Start of Supplied text

Specialized Statistical Analyses of Iowa Fluoride Study Data
Somnath Datta
University of Florida
somnath.datta@ufl.edu
We present both Bayesian and frequentist analysis, for longitudinal data that are clustered and non-continuous (more specifically, count and ordinal), and exhibit zero inflation patterns. The ultimate goal is to undertake a comprehensive and unified statistical examination of the total accumulation of dental caries and fluorosis data obtained from Iowa Fluoride Study participants. More specifically, we fit longitudinal statistical models to caries and fluorosis scores data obtained at ages five, nine, thirteen, seventeen, and twenty-three, for the participants in this cohort study of Iowa children. The ultimate goal is to study the time-varying (in particular, long-term) and joint effects of various risk and protective factors for dental caries and fluorosis outcomes.

End of Supplied text
Start of Dataset content

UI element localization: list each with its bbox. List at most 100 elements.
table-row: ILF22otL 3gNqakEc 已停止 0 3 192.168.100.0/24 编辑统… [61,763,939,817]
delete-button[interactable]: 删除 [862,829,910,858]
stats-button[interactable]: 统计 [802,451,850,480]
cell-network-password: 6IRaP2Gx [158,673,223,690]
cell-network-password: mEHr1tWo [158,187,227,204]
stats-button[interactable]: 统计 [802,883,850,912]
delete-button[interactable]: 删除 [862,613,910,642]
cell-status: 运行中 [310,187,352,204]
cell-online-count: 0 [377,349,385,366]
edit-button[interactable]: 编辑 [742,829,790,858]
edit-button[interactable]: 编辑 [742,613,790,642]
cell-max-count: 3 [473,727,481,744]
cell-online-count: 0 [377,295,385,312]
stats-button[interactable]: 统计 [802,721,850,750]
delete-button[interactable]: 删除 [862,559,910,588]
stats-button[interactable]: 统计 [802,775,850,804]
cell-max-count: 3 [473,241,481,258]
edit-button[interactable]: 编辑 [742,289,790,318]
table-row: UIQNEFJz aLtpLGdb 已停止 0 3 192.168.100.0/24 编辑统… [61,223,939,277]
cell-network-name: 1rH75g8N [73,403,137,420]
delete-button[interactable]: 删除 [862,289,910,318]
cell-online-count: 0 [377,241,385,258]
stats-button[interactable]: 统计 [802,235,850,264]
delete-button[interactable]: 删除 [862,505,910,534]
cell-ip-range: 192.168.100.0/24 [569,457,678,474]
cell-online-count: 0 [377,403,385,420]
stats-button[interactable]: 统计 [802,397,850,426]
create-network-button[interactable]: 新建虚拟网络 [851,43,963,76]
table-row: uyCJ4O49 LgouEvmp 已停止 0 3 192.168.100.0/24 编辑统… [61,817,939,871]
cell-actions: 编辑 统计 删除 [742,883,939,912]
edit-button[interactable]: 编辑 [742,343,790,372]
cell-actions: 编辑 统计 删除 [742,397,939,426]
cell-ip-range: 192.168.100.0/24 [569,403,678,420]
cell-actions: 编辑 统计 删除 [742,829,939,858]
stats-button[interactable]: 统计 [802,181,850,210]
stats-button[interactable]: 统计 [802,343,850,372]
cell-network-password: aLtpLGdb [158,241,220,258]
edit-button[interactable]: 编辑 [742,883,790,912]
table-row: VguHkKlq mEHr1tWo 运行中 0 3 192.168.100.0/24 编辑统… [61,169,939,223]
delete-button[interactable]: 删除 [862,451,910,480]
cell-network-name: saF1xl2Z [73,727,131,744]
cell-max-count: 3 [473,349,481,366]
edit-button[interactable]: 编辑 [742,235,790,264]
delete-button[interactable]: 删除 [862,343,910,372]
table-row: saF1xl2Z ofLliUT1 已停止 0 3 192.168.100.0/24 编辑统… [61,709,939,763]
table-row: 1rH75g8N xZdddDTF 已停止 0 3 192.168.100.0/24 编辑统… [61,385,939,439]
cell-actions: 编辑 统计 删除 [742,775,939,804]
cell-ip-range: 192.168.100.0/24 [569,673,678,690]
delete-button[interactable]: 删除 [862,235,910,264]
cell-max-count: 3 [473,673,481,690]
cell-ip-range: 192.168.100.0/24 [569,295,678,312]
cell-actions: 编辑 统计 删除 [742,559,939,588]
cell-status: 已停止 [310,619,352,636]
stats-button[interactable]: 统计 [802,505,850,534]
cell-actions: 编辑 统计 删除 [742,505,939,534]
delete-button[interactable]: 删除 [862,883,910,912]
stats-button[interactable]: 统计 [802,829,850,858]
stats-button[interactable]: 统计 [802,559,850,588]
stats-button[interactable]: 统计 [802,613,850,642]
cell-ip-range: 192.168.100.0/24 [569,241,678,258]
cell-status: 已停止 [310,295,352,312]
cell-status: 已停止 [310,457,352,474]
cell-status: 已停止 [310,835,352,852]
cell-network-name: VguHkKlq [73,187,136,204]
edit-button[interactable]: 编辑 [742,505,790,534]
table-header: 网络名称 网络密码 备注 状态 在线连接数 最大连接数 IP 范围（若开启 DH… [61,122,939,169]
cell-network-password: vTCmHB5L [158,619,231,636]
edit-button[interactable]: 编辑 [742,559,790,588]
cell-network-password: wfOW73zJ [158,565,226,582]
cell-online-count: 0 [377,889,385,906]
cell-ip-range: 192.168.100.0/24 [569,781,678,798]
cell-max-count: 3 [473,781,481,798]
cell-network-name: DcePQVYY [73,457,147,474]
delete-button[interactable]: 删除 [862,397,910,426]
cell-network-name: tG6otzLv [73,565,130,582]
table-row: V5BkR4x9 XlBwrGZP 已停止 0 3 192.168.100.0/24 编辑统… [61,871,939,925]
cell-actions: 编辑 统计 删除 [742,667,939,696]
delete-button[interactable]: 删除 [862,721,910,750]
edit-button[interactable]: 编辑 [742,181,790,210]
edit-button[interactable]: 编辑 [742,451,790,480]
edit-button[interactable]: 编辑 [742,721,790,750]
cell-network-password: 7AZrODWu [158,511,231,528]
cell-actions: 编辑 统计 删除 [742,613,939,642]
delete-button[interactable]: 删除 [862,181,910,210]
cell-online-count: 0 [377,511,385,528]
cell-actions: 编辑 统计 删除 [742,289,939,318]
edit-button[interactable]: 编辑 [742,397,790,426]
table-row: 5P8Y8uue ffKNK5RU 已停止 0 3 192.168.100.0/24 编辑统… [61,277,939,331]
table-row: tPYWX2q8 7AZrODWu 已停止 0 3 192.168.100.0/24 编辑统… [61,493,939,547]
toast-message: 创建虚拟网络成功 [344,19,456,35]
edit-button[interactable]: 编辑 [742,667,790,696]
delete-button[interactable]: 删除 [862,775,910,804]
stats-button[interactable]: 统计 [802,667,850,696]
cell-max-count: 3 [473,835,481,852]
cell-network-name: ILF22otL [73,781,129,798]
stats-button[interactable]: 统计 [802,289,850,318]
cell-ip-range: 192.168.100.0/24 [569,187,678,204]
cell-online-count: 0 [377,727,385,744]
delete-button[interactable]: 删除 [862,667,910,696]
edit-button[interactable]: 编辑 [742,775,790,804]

End of Dataset content

• Problem statement: Copy the Iowa Fluoride Study abstract in full, word for word, from its title through its last sentence. The data are not needed for this exercise.

• Reply to the exercise:
Specialized Statistical Analyses of Iowa Fluoride Study Data
Somnath Datta
University of Florida
somnath.datta@ufl.edu
We present both Bayesian and frequentist analysis, for longitudinal data that are clustered and non-continuous (more specifically, count and ordinal), and exhibit zero inflation patterns. The ultimate goal is to undertake a comprehensive and unified statistical examination of the total accumulation of dental caries and fluorosis data obtained from Iowa Fluoride Study participants. More specifically, we fit longitudinal statistical models to caries and fluorosis scores data obtained at ages five, nine, thirteen, seventeen, and twenty-three, for the participants in this cohort study of Iowa children. The ultimate goal is to study the time-varying (in particular, long-term) and joint effects of various risk and protective factors for dental caries and fluorosis outcomes.